#### [Set task]
Each entry below must be repeated word for word.

======== Given entries ========

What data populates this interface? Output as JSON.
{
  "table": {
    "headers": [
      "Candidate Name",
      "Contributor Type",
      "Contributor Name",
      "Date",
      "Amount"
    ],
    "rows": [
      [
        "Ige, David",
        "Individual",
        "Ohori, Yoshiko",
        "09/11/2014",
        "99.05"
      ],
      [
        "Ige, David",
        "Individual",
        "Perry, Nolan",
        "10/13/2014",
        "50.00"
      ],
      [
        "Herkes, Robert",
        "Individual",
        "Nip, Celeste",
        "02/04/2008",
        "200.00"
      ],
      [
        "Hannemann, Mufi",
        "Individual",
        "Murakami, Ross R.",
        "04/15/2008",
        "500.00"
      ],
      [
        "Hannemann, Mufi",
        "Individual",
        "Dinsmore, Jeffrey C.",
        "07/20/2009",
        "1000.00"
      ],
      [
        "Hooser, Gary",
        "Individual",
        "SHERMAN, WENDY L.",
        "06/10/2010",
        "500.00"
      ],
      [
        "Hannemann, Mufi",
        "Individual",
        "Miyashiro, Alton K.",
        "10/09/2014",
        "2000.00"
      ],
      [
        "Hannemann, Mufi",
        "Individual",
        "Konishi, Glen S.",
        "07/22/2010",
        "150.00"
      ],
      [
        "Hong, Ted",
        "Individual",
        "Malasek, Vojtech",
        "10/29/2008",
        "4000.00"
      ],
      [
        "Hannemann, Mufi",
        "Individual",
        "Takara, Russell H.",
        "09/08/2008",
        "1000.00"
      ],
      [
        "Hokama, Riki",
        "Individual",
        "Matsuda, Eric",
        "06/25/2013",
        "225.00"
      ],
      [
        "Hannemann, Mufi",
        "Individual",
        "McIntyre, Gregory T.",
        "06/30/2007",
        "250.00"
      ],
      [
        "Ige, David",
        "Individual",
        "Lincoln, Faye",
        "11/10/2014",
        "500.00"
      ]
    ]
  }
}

========

#### [Solution to this problem]
What data populates this interface? Output as JSON.
{
  "table": {
    "headers": [
      "Candidate Name",
      "Contributor Type",
      "Contributor Name",
      "Date",
      "Amount"
    ],
    "rows": [
      [
        "Ige, David",
        "Individual",
        "Ohori, Yoshiko",
        "09/11/2014",
        "99.05"
      ],
      [
        "Ige, David",
        "Individual",
        "Perry, Nolan",
        "10/13/2014",
        "50.00"
      ],
      [
        "Herkes, Robert",
        "Individual",
        "Nip, Celeste",
        "02/04/2008",
        "200.00"
      ],
      [
        "Hannemann, Mufi",
        "Individual",
        "Murakami, Ross R.",
        "04/15/2008",
        "500.00"
      ],
      [
        "Hannemann, Mufi",
        "Individual",
        "Dinsmore, Jeffrey C.",
        "07/20/2009",
        "1000.00"
      ],
      [
        "Hooser, Gary",
        "Individual",
        "SHERMAN, WENDY L.",
        "06/10/2010",
        "500.00"
      ],
      [
        "Hannemann, Mufi",
        "Individual",
        "Miyashiro, Alton K.",
        "10/09/2014",
        "2000.00"
      ],
      [
        "Hannemann, Mufi",
        "Individual",
        "Konishi, Glen S.",
        "07/22/2010",
        "150.00"
      ],
      [
        "Hong, Ted",
        "Individual",
        "Malasek, Vojtech",
        "10/29/2008",
        "4000.00"
      ],
      [
        "Hannemann, Mufi",
        "Individual",
        "Takara, Russell H.",
        "09/08/2008",
        "1000.00"
      ],
      [
        "Hokama, Riki",
        "Individual",
        "Matsuda, Eric",
        "06/25/2013",
        "225.00"
      ],
      [
        "Hannemann, Mufi",
        "Individual",
        "McIntyre, Gregory T.",
        "06/30/2007",
        "250.00"
      ],
      [
        "Ige, David",
        "Individual",
        "Lincoln, Faye",
        "11/10/2014",
        "500.00"
      ]
    ]
  }
}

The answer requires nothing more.